Will you write out the data exactly, excluding every picture?

== RECORDS FOR THIS TASK ==

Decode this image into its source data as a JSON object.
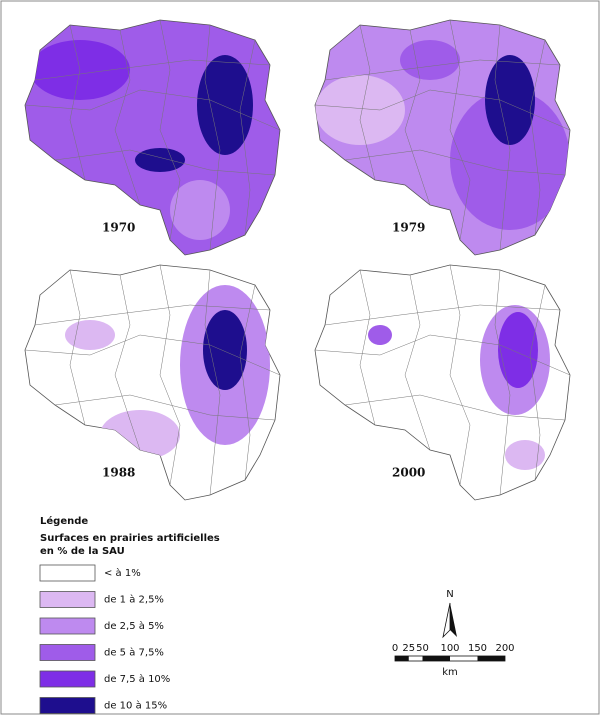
{
  "figure": {
    "maps": [
      {
        "year": "1970"
      },
      {
        "year": "1979"
      },
      {
        "year": "1988"
      },
      {
        "year": "2000"
      }
    ],
    "legend": {
      "heading": "Légende",
      "title_lines": [
        "Surfaces en prairies artificielles",
        "en % de la SAU"
      ],
      "classes": [
        {
          "label": "< à 1%",
          "color": "#ffffff"
        },
        {
          "label": "de 1 à 2,5%",
          "color": "#dcb8f2"
        },
        {
          "label": "de 2,5 à 5%",
          "color": "#be8aef"
        },
        {
          "label": "de 5 à 7,5%",
          "color": "#9f5ce9"
        },
        {
          "label": "de 7,5 à 10%",
          "color": "#7e2ee6"
        },
        {
          "label": "de 10 à 15%",
          "color": "#1e0e8e"
        }
      ]
    },
    "north": "N",
    "scale": {
      "ticks": [
        "0",
        "25",
        "50",
        "100",
        "150",
        "200"
      ],
      "unit": "km"
    }
  }
}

===

→ OUTPUT BELOW:
Decode this image into its source data as a JSON object.
{
  "figure": {
    "maps": [
      {
        "year": "1970"
      },
      {
        "year": "1979"
      },
      {
        "year": "1988"
      },
      {
        "year": "2000"
      }
    ],
    "legend": {
      "heading": "Légende",
      "title_lines": [
        "Surfaces en prairies artificielles",
        "en % de la SAU"
      ],
      "classes": [
        {
          "label": "< à 1%",
          "color": "#ffffff"
        },
        {
          "label": "de 1 à 2,5%",
          "color": "#dcb8f2"
        },
        {
          "label": "de 2,5 à 5%",
          "color": "#be8aef"
        },
        {
          "label": "de 5 à 7,5%",
          "color": "#9f5ce9"
        },
        {
          "label": "de 7,5 à 10%",
          "color": "#7e2ee6"
        },
        {
          "label": "de 10 à 15%",
          "color": "#1e0e8e"
        }
      ]
    },
    "north": "N",
    "scale": {
      "ticks": [
        "0",
        "25",
        "50",
        "100",
        "150",
        "200"
      ],
      "unit": "km"
    }
  }
}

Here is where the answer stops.